[start]

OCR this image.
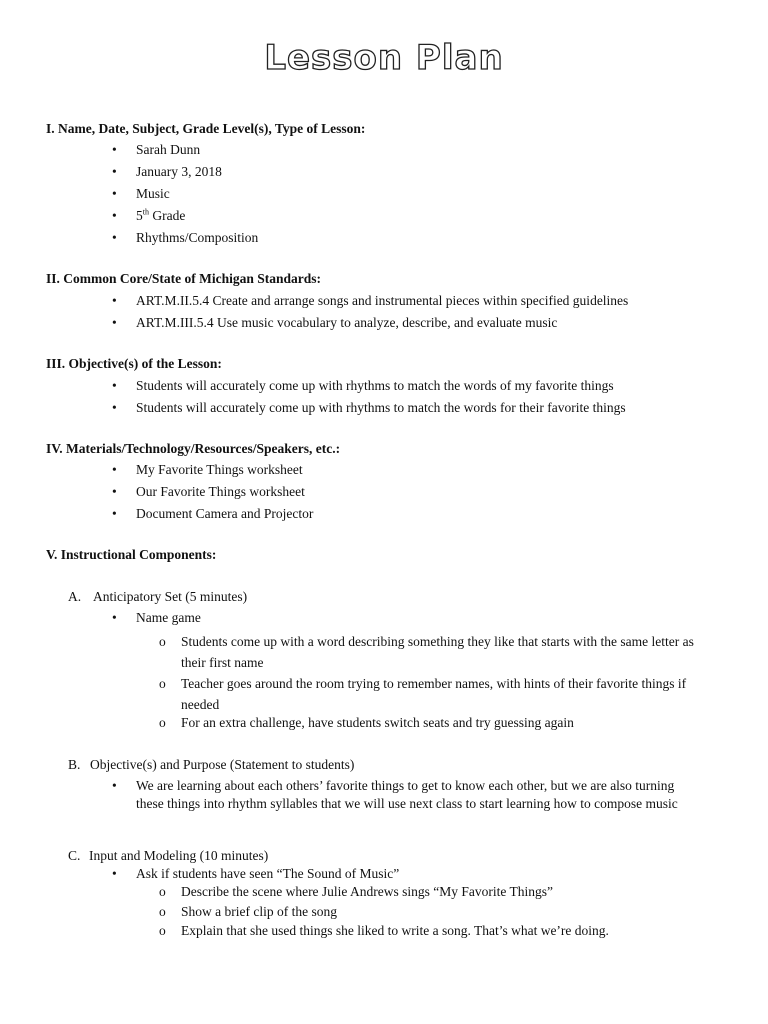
Lesson Plan
I. Name, Date, Subject, Grade Level(s), Type of Lesson:
• Sarah Dunn
• January 3, 2018
• Music
• 5th Grade
• Rhythms/Composition
II. Common Core/State of Michigan Standards:
• ART.M.II.5.4 Create and arrange songs and instrumental pieces within specified guidelines
• ART.M.III.5.4 Use music vocabulary to analyze, describe, and evaluate music
III. Objective(s) of the Lesson:
• Students will accurately come up with rhythms to match the words of my favorite things
• Students will accurately come up with rhythms to match the words for their favorite things
IV. Materials/Technology/Resources/Speakers, etc.:
• My Favorite Things worksheet
• Our Favorite Things worksheet
• Document Camera and Projector
V. Instructional Components:
A. Anticipatory Set (5 minutes)
• Name game
o Students come up with a word describing something they like that starts with the same letter as their first name
o Teacher goes around the room trying to remember names, with hints of their favorite things if needed
o For an extra challenge, have students switch seats and try guessing again
B. Objective(s) and Purpose (Statement to students)
• We are learning about each others’ favorite things to get to know each other, but we are also turning these things into rhythm syllables that we will use next class to start learning how to compose music
C. Input and Modeling (10 minutes)
• Ask if students have seen “The Sound of Music”
o Describe the scene where Julie Andrews sings “My Favorite Things”
o Show a brief clip of the song
o Explain that she used things she liked to write a song. That’s what we’re doing.
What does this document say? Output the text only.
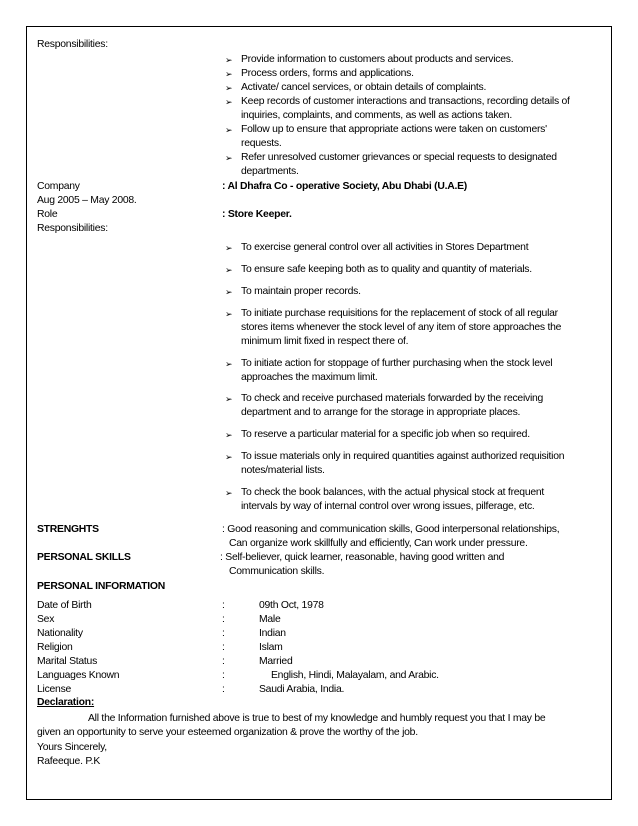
Responsibilities:
➢ Provide information to customers about products and services.
➢ Process orders, forms and applications.
➢ Activate/ cancel services, or obtain details of complaints.
➢ Keep records of customer interactions and transactions, recording details of
inquiries, complaints, and comments, as well as actions taken.
➢ Follow up to ensure that appropriate actions were taken on customers'
requests.
➢ Refer unresolved customer grievances or special requests to designated
departments.
Company	: Al Dhafra Co - operative Society, Abu Dhabi (U.A.E)
Aug 2005 – May 2008.
Role	: Store Keeper.
Responsibilities:
➢ To exercise general control over all activities in Stores Department
➢ To ensure safe keeping both as to quality and quantity of materials.
➢ To maintain proper records.
➢ To initiate purchase requisitions for the replacement of stock of all regular
stores items whenever the stock level of any item of store approaches the
minimum limit fixed in respect there of.
➢ To initiate action for stoppage of further purchasing when the stock level
approaches the maximum limit.
➢ To check and receive purchased materials forwarded by the receiving
department and to arrange for the storage in appropriate places.
➢ To reserve a particular material for a specific job when so required.
➢ To issue materials only in required quantities against authorized requisition
notes/material lists.
➢ To check the book balances, with the actual physical stock at frequent
intervals by way of internal control over wrong issues, pilferage, etc.
STRENGHTS	: Good reasoning and communication skills, Good interpersonal relationships,
Can organize work skillfully and efficiently, Can work under pressure.
PERSONAL SKILLS	: Self-believer, quick learner, reasonable, having good written and
Communication skills.
PERSONAL INFORMATION
Date of Birth	:	09th Oct, 1978
Sex	:	Male
Nationality	:	Indian
Religion	:	Islam
Marital Status	:	Married
Languages Known	:	English, Hindi, Malayalam, and Arabic.
License	:	Saudi Arabia, India.
Declaration:
All the Information furnished above is true to best of my knowledge and humbly request you that I may be
given an opportunity to serve your esteemed organization & prove the worthy of the job.
Yours Sincerely,
Rafeeque. P.K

[end]

- _Brief_:
Using the data above, print every line exactly, omitting pictures.

- _Result for this task_:
OCR this image.
Lesson Plan
I. Name, Date, Subject, Grade Level(s), Type of Lesson:
• Sarah Dunn
• January 3, 2018
• Music
• 5th Grade
• Rhythms/Composition
II. Common Core/State of Michigan Standards:
• ART.M.II.5.4 Create and arrange songs and instrumental pieces within specified guidelines
• ART.M.III.5.4 Use music vocabulary to analyze, describe, and evaluate music
III. Objective(s) of the Lesson:
• Students will accurately come up with rhythms to match the words of my favorite things
• Students will accurately come up with rhythms to match the words for their favorite things
IV. Materials/Technology/Resources/Speakers, etc.:
• My Favorite Things worksheet
• Our Favorite Things worksheet
• Document Camera and Projector
V. Instructional Components:
A. Anticipatory Set (5 minutes)
• Name game
o Students come up with a word describing something they like that starts with the same letter as their first name
o Teacher goes around the room trying to remember names, with hints of their favorite things if needed
o For an extra challenge, have students switch seats and try guessing again
B. Objective(s) and Purpose (Statement to students)
• We are learning about each others’ favorite things to get to know each other, but we are also turning these things into rhythm syllables that we will use next class to start learning how to compose music
C. Input and Modeling (10 minutes)
• Ask if students have seen “The Sound of Music”
o Describe the scene where Julie Andrews sings “My Favorite Things”
o Show a brief clip of the song
o Explain that she used things she liked to write a song. That’s what we’re doing.
What does this document say? Output the text only.
Responsibilities:
➢ Provide information to customers about products and services.
➢ Process orders, forms and applications.
➢ Activate/ cancel services, or obtain details of complaints.
➢ Keep records of customer interactions and transactions, recording details of
inquiries, complaints, and comments, as well as actions taken.
➢ Follow up to ensure that appropriate actions were taken on customers'
requests.
➢ Refer unresolved customer grievances or special requests to designated
departments.
Company	: Al Dhafra Co - operative Society, Abu Dhabi (U.A.E)
Aug 2005 – May 2008.
Role	: Store Keeper.
Responsibilities:
➢ To exercise general control over all activities in Stores Department
➢ To ensure safe keeping both as to quality and quantity of materials.
➢ To maintain proper records.
➢ To initiate purchase requisitions for the replacement of stock of all regular
stores items whenever the stock level of any item of store approaches the
minimum limit fixed in respect there of.
➢ To initiate action for stoppage of further purchasing when the stock level
approaches the maximum limit.
➢ To check and receive purchased materials forwarded by the receiving
department and to arrange for the storage in appropriate places.
➢ To reserve a particular material for a specific job when so required.
➢ To issue materials only in required quantities against authorized requisition
notes/material lists.
➢ To check the book balances, with the actual physical stock at frequent
intervals by way of internal control over wrong issues, pilferage, etc.
STRENGHTS	: Good reasoning and communication skills, Good interpersonal relationships,
Can organize work skillfully and efficiently, Can work under pressure.
PERSONAL SKILLS	: Self-believer, quick learner, reasonable, having good written and
Communication skills.
PERSONAL INFORMATION
Date of Birth	:	09th Oct, 1978
Sex	:	Male
Nationality	:	Indian
Religion	:	Islam
Marital Status	:	Married
Languages Known	:	English, Hindi, Malayalam, and Arabic.
License	:	Saudi Arabia, India.
Declaration:
All the Information furnished above is true to best of my knowledge and humbly request you that I may be
given an opportunity to serve your esteemed organization & prove the worthy of the job.
Yours Sincerely,
Rafeeque. P.K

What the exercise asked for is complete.